-------- Data shown
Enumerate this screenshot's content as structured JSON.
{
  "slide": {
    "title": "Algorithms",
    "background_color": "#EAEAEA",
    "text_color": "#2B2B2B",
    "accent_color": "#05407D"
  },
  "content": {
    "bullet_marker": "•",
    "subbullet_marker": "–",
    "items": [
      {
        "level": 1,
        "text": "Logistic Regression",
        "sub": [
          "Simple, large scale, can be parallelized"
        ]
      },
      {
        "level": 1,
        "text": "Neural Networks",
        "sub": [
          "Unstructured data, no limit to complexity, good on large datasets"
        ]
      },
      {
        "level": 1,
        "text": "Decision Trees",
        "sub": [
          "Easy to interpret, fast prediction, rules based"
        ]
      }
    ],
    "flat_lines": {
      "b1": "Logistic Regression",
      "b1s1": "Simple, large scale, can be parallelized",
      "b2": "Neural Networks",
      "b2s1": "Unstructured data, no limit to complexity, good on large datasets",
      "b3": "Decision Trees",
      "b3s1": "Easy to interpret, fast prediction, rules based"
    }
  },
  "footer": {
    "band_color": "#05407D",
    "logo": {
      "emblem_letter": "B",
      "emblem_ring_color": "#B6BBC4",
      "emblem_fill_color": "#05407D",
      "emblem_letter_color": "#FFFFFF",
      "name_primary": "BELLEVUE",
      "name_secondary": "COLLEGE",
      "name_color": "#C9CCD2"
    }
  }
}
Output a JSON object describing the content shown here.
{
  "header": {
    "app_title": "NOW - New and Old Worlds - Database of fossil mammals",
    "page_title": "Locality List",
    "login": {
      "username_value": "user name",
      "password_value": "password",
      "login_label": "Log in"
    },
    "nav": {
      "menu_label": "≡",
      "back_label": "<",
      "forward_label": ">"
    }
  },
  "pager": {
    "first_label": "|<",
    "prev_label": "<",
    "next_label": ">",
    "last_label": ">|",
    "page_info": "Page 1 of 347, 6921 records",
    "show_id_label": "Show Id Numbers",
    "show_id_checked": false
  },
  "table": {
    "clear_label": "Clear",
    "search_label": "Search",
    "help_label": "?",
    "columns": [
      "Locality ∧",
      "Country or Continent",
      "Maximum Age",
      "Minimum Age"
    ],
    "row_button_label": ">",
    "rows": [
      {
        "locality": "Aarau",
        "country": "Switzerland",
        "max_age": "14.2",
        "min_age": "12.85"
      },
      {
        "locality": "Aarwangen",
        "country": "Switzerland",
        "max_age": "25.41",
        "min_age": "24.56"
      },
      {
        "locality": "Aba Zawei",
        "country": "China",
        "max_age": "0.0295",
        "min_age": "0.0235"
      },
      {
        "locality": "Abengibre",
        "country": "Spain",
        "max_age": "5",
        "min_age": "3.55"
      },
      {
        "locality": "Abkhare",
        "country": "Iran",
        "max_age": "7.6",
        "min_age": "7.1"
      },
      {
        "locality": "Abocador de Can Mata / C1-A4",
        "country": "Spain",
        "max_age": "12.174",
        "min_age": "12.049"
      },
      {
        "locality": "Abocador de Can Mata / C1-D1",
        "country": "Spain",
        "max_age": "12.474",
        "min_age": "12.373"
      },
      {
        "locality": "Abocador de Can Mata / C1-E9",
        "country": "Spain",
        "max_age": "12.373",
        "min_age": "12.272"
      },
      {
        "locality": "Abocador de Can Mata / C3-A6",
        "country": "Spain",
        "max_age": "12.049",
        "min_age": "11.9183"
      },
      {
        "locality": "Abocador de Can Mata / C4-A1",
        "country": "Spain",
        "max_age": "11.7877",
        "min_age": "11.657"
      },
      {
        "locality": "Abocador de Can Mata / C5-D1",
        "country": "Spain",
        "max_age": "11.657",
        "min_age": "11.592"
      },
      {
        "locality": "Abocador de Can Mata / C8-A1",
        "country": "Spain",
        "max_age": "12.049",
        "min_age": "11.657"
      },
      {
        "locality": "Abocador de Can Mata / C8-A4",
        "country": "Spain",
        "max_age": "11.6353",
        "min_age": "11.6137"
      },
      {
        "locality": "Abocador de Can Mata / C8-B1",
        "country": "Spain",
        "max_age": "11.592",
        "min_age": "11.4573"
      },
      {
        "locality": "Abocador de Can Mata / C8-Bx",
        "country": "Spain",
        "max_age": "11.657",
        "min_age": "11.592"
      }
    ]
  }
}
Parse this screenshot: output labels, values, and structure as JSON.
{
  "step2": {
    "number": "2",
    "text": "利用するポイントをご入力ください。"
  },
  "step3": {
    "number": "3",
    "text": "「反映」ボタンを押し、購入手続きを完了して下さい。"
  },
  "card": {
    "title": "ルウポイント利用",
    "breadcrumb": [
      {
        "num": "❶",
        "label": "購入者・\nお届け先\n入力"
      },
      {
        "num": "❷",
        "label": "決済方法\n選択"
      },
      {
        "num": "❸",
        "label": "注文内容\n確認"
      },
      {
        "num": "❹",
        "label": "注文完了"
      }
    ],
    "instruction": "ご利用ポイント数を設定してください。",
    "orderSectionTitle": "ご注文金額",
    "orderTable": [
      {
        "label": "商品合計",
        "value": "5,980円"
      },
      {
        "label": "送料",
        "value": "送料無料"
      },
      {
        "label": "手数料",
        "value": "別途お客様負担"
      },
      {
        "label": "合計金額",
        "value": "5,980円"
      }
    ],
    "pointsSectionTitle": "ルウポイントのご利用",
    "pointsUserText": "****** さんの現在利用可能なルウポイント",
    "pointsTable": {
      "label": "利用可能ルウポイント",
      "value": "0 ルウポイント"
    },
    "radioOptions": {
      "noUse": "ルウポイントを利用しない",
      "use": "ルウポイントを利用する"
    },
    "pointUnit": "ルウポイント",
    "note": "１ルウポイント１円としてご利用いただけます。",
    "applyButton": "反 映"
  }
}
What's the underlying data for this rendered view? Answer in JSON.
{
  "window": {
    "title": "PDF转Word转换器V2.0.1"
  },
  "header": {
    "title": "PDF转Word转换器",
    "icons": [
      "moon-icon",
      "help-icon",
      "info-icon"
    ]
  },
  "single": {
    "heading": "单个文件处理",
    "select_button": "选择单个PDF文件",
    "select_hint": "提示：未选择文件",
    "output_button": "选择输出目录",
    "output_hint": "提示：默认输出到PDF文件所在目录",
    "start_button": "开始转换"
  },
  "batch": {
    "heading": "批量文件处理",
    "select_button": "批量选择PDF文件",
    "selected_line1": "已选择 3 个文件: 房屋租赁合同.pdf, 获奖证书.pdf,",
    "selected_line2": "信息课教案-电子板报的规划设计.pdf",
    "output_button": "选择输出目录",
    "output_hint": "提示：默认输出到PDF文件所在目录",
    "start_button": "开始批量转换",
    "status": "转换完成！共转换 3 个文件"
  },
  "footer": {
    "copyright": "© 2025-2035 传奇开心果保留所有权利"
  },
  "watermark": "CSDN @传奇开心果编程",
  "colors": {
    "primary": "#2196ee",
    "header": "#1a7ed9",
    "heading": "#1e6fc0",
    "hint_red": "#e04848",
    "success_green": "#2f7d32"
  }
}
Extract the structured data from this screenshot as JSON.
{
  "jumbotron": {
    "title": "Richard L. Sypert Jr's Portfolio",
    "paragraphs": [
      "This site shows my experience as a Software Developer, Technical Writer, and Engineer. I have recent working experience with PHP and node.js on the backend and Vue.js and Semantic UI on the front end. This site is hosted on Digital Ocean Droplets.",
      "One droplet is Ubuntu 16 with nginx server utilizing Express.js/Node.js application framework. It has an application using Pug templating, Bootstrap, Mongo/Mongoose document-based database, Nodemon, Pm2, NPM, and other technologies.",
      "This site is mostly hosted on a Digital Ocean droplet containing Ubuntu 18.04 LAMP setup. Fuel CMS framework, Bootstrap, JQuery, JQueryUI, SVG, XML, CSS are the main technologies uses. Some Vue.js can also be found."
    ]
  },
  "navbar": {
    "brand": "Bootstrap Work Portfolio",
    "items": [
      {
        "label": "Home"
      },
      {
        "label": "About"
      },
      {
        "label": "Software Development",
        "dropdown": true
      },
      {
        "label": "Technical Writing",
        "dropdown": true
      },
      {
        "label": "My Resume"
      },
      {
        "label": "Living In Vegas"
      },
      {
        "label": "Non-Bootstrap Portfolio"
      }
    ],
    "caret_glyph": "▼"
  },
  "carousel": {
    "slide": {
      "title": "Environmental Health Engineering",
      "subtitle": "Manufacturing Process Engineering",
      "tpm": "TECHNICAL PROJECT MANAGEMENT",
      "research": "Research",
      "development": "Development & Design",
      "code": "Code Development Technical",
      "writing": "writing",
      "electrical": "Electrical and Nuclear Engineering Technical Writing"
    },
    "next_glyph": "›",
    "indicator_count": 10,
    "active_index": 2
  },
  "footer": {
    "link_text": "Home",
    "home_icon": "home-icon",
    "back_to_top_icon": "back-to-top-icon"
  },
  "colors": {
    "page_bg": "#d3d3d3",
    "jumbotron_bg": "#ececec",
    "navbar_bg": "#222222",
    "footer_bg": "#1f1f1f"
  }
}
----------------
■ Problem to solve
Copy each line holding the word "framework" from the listing above.

■ Completed exercise
      "One droplet is Ubuntu 16 with nginx server utilizing Express.js/Node.js application framework. It has an application using Pug templating, Bootstrap, Mongo/Mongoose document-based database, Nodemon, Pm2, NPM, and other technologies.",
      "This site is mostly hosted on a Digital Ocean droplet containing Ubuntu 18.04 LAMP setup. Fuel CMS framework, Bootstrap, JQuery, JQueryUI, SVG, XML, CSS are the main technologies uses. Some Vue.js can also be found."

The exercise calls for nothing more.